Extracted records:
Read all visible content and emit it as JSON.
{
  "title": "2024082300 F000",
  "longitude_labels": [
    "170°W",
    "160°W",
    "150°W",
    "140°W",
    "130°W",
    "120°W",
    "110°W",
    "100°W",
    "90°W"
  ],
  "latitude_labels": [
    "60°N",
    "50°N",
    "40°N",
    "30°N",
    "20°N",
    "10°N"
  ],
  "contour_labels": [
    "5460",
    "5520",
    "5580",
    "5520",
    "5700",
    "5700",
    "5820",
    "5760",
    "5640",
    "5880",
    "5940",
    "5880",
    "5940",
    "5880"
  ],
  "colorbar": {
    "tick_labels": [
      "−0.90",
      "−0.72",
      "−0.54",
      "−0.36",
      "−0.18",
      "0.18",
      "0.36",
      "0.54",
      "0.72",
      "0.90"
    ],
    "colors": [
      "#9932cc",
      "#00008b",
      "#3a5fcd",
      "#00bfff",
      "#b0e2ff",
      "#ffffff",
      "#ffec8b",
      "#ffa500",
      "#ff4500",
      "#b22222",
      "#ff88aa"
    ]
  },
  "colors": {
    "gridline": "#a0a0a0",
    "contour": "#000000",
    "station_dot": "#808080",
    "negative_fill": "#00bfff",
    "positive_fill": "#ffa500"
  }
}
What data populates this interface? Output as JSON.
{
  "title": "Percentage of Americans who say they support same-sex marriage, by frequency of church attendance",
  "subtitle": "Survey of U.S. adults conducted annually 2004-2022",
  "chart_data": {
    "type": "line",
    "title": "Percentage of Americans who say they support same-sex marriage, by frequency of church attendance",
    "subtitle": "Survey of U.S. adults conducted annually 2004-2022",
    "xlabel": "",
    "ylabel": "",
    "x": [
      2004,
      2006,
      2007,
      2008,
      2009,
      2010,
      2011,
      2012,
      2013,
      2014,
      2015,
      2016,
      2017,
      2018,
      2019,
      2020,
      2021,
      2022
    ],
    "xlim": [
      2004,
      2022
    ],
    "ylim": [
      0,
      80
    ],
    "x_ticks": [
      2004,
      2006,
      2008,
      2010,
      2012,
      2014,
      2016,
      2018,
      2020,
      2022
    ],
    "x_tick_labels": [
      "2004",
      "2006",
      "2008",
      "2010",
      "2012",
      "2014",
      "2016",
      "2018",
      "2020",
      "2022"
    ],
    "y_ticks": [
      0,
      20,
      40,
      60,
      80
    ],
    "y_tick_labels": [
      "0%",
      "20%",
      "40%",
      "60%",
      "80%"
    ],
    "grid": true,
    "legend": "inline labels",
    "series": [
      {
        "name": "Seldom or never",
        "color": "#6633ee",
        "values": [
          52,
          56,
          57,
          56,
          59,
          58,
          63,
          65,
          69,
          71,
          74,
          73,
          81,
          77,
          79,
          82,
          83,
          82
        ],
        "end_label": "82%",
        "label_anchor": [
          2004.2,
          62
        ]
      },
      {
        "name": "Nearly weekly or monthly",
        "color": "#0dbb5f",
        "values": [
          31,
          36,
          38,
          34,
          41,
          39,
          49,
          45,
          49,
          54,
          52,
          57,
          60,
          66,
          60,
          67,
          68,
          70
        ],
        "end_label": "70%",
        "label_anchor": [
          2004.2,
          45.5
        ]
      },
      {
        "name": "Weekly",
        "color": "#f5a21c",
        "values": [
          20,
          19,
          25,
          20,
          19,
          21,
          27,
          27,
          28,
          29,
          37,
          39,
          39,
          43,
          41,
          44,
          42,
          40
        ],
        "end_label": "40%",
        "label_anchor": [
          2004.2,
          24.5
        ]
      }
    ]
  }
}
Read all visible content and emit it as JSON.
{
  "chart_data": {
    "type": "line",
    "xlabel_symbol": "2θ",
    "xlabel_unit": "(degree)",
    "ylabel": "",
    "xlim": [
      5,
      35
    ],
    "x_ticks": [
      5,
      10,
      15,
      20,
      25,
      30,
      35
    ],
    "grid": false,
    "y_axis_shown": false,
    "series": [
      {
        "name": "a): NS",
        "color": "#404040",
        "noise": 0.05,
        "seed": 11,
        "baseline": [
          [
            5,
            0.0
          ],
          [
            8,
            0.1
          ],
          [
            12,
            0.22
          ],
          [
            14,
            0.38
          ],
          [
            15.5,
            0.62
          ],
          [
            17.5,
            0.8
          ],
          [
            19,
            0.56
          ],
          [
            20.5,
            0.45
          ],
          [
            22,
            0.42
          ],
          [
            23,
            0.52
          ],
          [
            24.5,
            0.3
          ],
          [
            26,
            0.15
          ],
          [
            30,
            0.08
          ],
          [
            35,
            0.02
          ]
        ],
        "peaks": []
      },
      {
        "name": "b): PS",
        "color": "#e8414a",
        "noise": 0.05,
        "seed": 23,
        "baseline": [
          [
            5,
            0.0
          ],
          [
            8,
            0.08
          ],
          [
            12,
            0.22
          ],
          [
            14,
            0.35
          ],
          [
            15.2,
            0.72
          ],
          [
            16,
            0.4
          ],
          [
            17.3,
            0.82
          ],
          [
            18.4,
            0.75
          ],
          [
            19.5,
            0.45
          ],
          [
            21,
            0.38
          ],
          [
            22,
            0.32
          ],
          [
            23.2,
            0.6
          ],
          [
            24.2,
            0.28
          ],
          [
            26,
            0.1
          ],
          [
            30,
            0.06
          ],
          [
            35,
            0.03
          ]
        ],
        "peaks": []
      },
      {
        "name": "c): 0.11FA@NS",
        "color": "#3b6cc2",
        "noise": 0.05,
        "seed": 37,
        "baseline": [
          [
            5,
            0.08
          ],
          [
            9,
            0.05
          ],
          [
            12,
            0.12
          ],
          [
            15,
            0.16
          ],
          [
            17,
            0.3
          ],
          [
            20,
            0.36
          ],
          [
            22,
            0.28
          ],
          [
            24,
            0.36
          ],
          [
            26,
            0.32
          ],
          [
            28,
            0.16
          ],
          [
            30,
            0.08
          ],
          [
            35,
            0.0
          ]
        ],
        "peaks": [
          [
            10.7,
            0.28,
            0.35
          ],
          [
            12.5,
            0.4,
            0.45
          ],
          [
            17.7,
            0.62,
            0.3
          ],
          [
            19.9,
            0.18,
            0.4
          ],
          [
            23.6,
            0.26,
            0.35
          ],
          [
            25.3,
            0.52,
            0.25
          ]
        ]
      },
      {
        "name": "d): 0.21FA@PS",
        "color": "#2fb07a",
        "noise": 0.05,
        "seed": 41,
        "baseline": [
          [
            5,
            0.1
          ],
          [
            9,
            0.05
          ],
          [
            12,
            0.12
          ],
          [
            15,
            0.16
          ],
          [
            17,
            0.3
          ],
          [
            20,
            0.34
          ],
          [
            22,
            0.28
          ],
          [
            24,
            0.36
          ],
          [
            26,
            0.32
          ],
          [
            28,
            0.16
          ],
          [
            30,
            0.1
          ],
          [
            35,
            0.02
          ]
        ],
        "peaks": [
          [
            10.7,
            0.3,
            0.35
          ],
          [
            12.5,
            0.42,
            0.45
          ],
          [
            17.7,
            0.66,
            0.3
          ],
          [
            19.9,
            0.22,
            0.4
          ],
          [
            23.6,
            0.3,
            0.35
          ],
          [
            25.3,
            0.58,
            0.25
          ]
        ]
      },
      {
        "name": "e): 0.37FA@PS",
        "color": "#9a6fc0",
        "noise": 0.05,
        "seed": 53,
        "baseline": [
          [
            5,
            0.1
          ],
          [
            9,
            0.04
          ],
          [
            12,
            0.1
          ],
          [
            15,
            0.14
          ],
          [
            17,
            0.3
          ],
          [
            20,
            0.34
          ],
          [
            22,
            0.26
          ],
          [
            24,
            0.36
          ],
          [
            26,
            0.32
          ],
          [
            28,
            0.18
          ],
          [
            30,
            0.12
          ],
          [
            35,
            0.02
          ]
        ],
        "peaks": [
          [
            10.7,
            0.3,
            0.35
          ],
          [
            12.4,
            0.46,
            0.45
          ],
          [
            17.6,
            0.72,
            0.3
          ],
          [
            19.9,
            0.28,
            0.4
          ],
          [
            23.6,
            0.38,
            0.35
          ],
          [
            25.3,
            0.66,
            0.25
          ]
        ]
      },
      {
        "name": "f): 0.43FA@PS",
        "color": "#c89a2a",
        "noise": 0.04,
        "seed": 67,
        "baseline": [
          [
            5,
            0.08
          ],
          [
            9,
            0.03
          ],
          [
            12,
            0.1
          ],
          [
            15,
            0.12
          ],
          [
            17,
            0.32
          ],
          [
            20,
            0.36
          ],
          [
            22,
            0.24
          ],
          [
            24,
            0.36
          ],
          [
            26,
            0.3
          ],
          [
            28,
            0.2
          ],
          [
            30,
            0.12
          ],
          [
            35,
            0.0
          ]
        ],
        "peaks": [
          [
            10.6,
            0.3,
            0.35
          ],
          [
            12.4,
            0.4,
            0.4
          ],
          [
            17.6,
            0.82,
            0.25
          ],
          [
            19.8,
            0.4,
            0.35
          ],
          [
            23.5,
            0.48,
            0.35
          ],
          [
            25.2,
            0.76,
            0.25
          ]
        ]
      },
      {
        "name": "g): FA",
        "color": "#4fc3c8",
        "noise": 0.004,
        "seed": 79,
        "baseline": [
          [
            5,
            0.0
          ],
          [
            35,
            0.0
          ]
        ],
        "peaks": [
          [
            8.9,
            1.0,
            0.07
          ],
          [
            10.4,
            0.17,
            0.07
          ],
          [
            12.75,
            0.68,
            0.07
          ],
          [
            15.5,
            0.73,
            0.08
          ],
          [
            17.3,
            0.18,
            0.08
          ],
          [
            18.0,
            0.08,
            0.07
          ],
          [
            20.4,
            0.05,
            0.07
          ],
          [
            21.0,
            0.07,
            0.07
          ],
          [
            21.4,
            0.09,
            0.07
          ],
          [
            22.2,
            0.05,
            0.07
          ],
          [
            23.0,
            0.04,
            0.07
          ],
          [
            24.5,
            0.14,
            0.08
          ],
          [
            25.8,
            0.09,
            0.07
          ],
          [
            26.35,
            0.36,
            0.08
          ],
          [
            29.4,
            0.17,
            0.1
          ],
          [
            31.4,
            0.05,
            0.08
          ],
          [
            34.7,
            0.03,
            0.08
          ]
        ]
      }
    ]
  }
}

» Your task: From the records above, pull out each line that has "they".

» The output:
  "title": "Percentage of Americans who say they support same-sex marriage, by frequency of church attendance",
    "title": "Percentage of Americans who say they support same-sex marriage, by frequency of church attendance",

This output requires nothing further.